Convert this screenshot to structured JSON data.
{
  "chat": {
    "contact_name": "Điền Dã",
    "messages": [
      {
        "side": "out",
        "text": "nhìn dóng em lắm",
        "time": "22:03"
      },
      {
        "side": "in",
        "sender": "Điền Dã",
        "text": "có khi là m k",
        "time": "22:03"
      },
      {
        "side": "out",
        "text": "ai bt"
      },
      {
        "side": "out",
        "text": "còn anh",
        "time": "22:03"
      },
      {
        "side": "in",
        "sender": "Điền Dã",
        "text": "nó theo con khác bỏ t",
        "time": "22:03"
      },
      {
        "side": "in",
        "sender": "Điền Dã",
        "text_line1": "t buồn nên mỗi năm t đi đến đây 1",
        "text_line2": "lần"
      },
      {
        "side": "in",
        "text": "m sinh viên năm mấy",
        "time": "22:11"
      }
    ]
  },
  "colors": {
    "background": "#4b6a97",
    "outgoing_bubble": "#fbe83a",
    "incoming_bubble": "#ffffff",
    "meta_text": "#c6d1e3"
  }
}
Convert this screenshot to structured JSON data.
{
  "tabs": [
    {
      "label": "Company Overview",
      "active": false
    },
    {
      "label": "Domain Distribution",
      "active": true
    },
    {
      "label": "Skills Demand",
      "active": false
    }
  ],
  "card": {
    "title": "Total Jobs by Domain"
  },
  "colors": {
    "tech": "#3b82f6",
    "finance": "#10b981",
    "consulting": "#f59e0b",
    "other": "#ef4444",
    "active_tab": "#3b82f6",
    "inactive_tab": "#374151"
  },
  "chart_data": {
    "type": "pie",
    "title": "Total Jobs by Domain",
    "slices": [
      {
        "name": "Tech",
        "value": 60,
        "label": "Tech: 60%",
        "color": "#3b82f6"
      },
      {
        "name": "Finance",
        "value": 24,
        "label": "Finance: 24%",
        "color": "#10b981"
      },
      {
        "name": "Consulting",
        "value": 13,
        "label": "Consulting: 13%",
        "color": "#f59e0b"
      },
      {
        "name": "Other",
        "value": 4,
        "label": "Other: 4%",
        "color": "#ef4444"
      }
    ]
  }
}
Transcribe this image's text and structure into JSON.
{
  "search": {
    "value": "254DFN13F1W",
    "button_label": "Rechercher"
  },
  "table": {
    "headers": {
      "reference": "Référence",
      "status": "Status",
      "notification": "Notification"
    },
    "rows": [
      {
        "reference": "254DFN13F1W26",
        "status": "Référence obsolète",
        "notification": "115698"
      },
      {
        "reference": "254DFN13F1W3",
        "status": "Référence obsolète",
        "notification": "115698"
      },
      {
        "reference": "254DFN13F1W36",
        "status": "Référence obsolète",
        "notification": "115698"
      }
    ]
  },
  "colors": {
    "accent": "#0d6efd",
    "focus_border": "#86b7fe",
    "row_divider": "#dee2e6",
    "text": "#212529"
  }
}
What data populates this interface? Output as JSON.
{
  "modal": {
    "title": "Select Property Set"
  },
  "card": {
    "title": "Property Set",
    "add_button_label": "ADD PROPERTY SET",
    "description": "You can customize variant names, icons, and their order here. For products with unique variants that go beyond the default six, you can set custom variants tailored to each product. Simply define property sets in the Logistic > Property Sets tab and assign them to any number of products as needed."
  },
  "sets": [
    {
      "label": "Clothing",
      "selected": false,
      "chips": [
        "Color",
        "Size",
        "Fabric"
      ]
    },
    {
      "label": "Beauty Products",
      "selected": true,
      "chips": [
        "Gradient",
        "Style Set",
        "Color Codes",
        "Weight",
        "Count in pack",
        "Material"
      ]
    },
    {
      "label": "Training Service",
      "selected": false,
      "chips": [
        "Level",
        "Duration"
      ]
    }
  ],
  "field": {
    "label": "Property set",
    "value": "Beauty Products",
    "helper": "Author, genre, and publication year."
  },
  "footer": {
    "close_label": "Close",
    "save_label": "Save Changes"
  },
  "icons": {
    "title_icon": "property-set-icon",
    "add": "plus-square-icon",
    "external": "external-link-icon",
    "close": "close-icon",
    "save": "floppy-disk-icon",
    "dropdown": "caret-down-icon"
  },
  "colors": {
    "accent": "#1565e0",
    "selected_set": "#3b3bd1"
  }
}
======
Exercise details =>
Look through the data above. Each line containing the word "value" needs to be copied.

Result of this exercise =>
        "value": 60,
        "value": 24,
        "value": 13,
        "value": 4,
    "value": "254DFN13F1W",
    "value": "Beauty Products",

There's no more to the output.